Dataset records:
——————————
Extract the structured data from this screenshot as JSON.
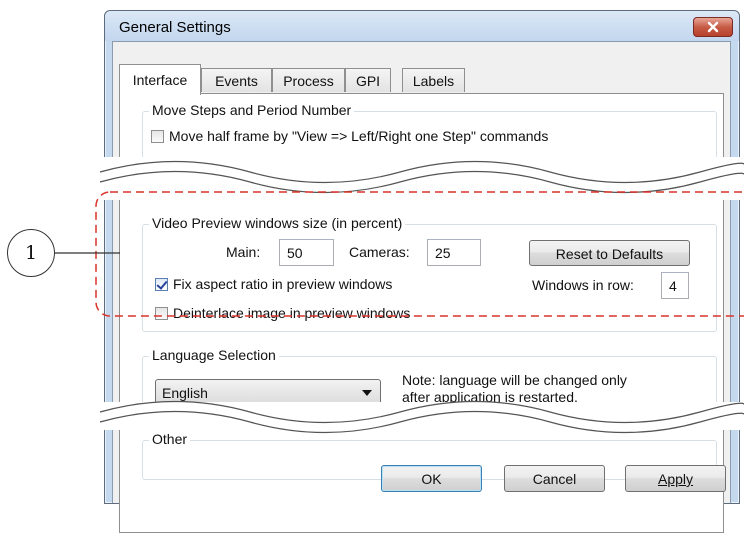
{
  "window": {
    "title": "General Settings",
    "close_icon": "close-icon",
    "close_color": "#c75c46"
  },
  "tabs": [
    {
      "label": "Interface",
      "active": true
    },
    {
      "label": "Events",
      "active": false
    },
    {
      "label": "Process",
      "active": false
    },
    {
      "label": "GPI",
      "active": false
    },
    {
      "label": "Labels",
      "active": false
    }
  ],
  "move_steps": {
    "legend": "Move Steps and Period Number",
    "half_frame": {
      "label": "Move half frame by \"View => Left/Right one Step\" commands",
      "checked": false
    }
  },
  "video_preview": {
    "legend": "Video Preview windows size (in percent)",
    "main_label": "Main:",
    "main_value": "50",
    "cameras_label": "Cameras:",
    "cameras_value": "25",
    "reset_button": "Reset to Defaults",
    "fix_aspect": {
      "label": "Fix aspect ratio in preview windows",
      "checked": true
    },
    "windows_in_row_label": "Windows in row:",
    "windows_in_row_value": "4",
    "deinterlace": {
      "label": "Deinterlace image in preview windows",
      "checked": false
    }
  },
  "language": {
    "legend": "Language Selection",
    "selected": "English",
    "note_line1": "Note: language will be changed only",
    "note_line2": "after application is restarted."
  },
  "other": {
    "legend": "Other"
  },
  "footer": {
    "ok": "OK",
    "cancel": "Cancel",
    "apply": "Apply"
  },
  "callout": {
    "number": "1",
    "highlight_color": "#d9342b"
  }
}
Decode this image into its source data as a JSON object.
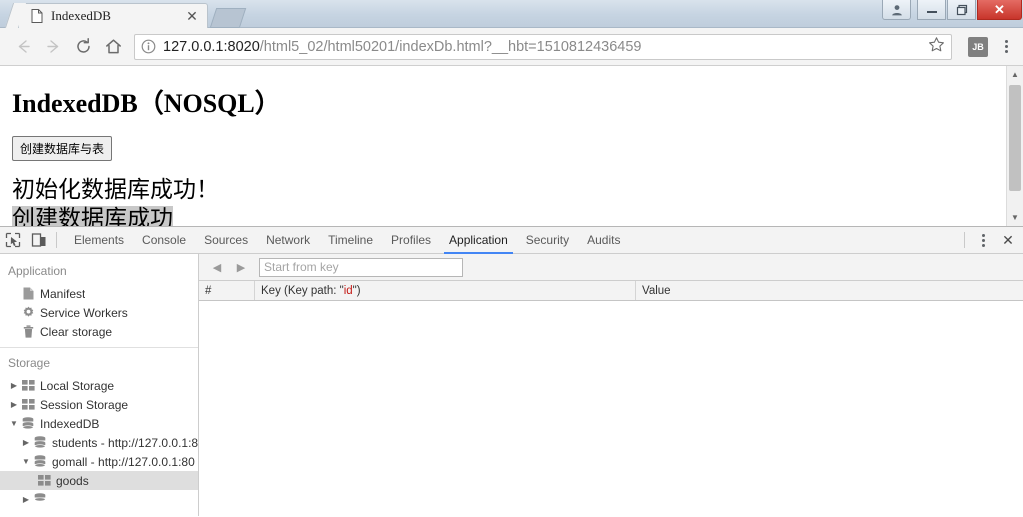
{
  "window": {
    "controls": {
      "person": "person-icon",
      "minimize": "–",
      "maximize": "❐",
      "close": "✕"
    }
  },
  "browser": {
    "tab": {
      "title": "IndexedDB",
      "favicon": "page-icon",
      "close": "✕"
    },
    "toolbar": {
      "back": "←",
      "forward": "→",
      "reload": "↻",
      "home": "⌂",
      "star": "☆",
      "extension_label": "JB"
    },
    "omnibox": {
      "info_icon": "ⓘ",
      "url_host": "127.0.0.1:8020",
      "url_path": "/html5_02/html50201/indexDb.html?__hbt=1510812436459",
      "url_full": "127.0.0.1:8020/html5_02/html50201/indexDb.html?__hbt=1510812436459"
    }
  },
  "page": {
    "heading": "IndexedDB（NOSQL）",
    "create_button": "创建数据库与表",
    "message_line1": "初始化数据库成功！",
    "message_line2": "创建数据库成功"
  },
  "devtools": {
    "tabs": [
      {
        "label": "Elements",
        "active": false
      },
      {
        "label": "Console",
        "active": false
      },
      {
        "label": "Sources",
        "active": false
      },
      {
        "label": "Network",
        "active": false
      },
      {
        "label": "Timeline",
        "active": false
      },
      {
        "label": "Profiles",
        "active": false
      },
      {
        "label": "Application",
        "active": true
      },
      {
        "label": "Security",
        "active": false
      },
      {
        "label": "Audits",
        "active": false
      }
    ],
    "active_tab": "Application",
    "active_underline_color": "#4285f4",
    "sidebar": {
      "application_section": {
        "title": "Application",
        "items": [
          {
            "label": "Manifest",
            "icon": "document-icon"
          },
          {
            "label": "Service Workers",
            "icon": "gear-icon"
          },
          {
            "label": "Clear storage",
            "icon": "trash-icon"
          }
        ]
      },
      "storage_section": {
        "title": "Storage",
        "items": [
          {
            "label": "Local Storage",
            "icon": "table-icon",
            "expanded": false,
            "twisty": "▶"
          },
          {
            "label": "Session Storage",
            "icon": "table-icon",
            "expanded": false,
            "twisty": "▶"
          },
          {
            "label": "IndexedDB",
            "icon": "database-icon",
            "expanded": true,
            "twisty": "▼"
          },
          {
            "label": "students - http://127.0.0.1:8",
            "icon": "database-icon",
            "expanded": false,
            "twisty": "▶"
          },
          {
            "label": "gomall - http://127.0.0.1:80",
            "icon": "database-icon",
            "expanded": true,
            "twisty": "▼"
          },
          {
            "label": "goods",
            "icon": "table-icon",
            "selected": true,
            "twisty": ""
          }
        ]
      }
    },
    "data_panel": {
      "prev_arrow": "◀",
      "next_arrow": "▶",
      "key_filter_placeholder": "Start from key",
      "key_filter_value": "",
      "columns": [
        {
          "label": "#"
        },
        {
          "label_prefix": "Key (Key path: \"",
          "label_keypath": "id",
          "label_suffix": "\")"
        },
        {
          "label": "Value"
        }
      ],
      "col_num": "#",
      "col_key_prefix": "Key (Key path: \"",
      "col_key_path": "id",
      "col_key_suffix": "\")",
      "col_value": "Value",
      "rows": []
    },
    "toolbar_icons": {
      "inspect": "inspect-element-icon",
      "device": "device-toolbar-icon",
      "close": "✕"
    }
  }
}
——————————
WHAT YOU ARE ASKED TO DO: Leaving the pictures aside, transcribe the entire listing exactly.

THE ANSWER:
Extract the structured data from this screenshot as JSON.
{
  "window": {
    "title": "General Settings",
    "close_icon": "close-icon",
    "close_color": "#c75c46"
  },
  "tabs": [
    {
      "label": "Interface",
      "active": true
    },
    {
      "label": "Events",
      "active": false
    },
    {
      "label": "Process",
      "active": false
    },
    {
      "label": "GPI",
      "active": false
    },
    {
      "label": "Labels",
      "active": false
    }
  ],
  "move_steps": {
    "legend": "Move Steps and Period Number",
    "half_frame": {
      "label": "Move half frame by \"View => Left/Right one Step\" commands",
      "checked": false
    }
  },
  "video_preview": {
    "legend": "Video Preview windows size (in percent)",
    "main_label": "Main:",
    "main_value": "50",
    "cameras_label": "Cameras:",
    "cameras_value": "25",
    "reset_button": "Reset to Defaults",
    "fix_aspect": {
      "label": "Fix aspect ratio in preview windows",
      "checked": true
    },
    "windows_in_row_label": "Windows in row:",
    "windows_in_row_value": "4",
    "deinterlace": {
      "label": "Deinterlace image in preview windows",
      "checked": false
    }
  },
  "language": {
    "legend": "Language Selection",
    "selected": "English",
    "note_line1": "Note: language will be changed only",
    "note_line2": "after application is restarted."
  },
  "other": {
    "legend": "Other"
  },
  "footer": {
    "ok": "OK",
    "cancel": "Cancel",
    "apply": "Apply"
  },
  "callout": {
    "number": "1",
    "highlight_color": "#d9342b"
  }
}
Decode this image into its source data as a JSON object.
{
  "window": {
    "controls": {
      "person": "person-icon",
      "minimize": "–",
      "maximize": "❐",
      "close": "✕"
    }
  },
  "browser": {
    "tab": {
      "title": "IndexedDB",
      "favicon": "page-icon",
      "close": "✕"
    },
    "toolbar": {
      "back": "←",
      "forward": "→",
      "reload": "↻",
      "home": "⌂",
      "star": "☆",
      "extension_label": "JB"
    },
    "omnibox": {
      "info_icon": "ⓘ",
      "url_host": "127.0.0.1:8020",
      "url_path": "/html5_02/html50201/indexDb.html?__hbt=1510812436459",
      "url_full": "127.0.0.1:8020/html5_02/html50201/indexDb.html?__hbt=1510812436459"
    }
  },
  "page": {
    "heading": "IndexedDB（NOSQL）",
    "create_button": "创建数据库与表",
    "message_line1": "初始化数据库成功！",
    "message_line2": "创建数据库成功"
  },
  "devtools": {
    "tabs": [
      {
        "label": "Elements",
        "active": false
      },
      {
        "label": "Console",
        "active": false
      },
      {
        "label": "Sources",
        "active": false
      },
      {
        "label": "Network",
        "active": false
      },
      {
        "label": "Timeline",
        "active": false
      },
      {
        "label": "Profiles",
        "active": false
      },
      {
        "label": "Application",
        "active": true
      },
      {
        "label": "Security",
        "active": false
      },
      {
        "label": "Audits",
        "active": false
      }
    ],
    "active_tab": "Application",
    "active_underline_color": "#4285f4",
    "sidebar": {
      "application_section": {
        "title": "Application",
        "items": [
          {
            "label": "Manifest",
            "icon": "document-icon"
          },
          {
            "label": "Service Workers",
            "icon": "gear-icon"
          },
          {
            "label": "Clear storage",
            "icon": "trash-icon"
          }
        ]
      },
      "storage_section": {
        "title": "Storage",
        "items": [
          {
            "label": "Local Storage",
            "icon": "table-icon",
            "expanded": false,
            "twisty": "▶"
          },
          {
            "label": "Session Storage",
            "icon": "table-icon",
            "expanded": false,
            "twisty": "▶"
          },
          {
            "label": "IndexedDB",
            "icon": "database-icon",
            "expanded": true,
            "twisty": "▼"
          },
          {
            "label": "students - http://127.0.0.1:8",
            "icon": "database-icon",
            "expanded": false,
            "twisty": "▶"
          },
          {
            "label": "gomall - http://127.0.0.1:80",
            "icon": "database-icon",
            "expanded": true,
            "twisty": "▼"
          },
          {
            "label": "goods",
            "icon": "table-icon",
            "selected": true,
            "twisty": ""
          }
        ]
      }
    },
    "data_panel": {
      "prev_arrow": "◀",
      "next_arrow": "▶",
      "key_filter_placeholder": "Start from key",
      "key_filter_value": "",
      "columns": [
        {
          "label": "#"
        },
        {
          "label_prefix": "Key (Key path: \"",
          "label_keypath": "id",
          "label_suffix": "\")"
        },
        {
          "label": "Value"
        }
      ],
      "col_num": "#",
      "col_key_prefix": "Key (Key path: \"",
      "col_key_path": "id",
      "col_key_suffix": "\")",
      "col_value": "Value",
      "rows": []
    },
    "toolbar_icons": {
      "inspect": "inspect-element-icon",
      "device": "device-toolbar-icon",
      "close": "✕"
    }
  }
}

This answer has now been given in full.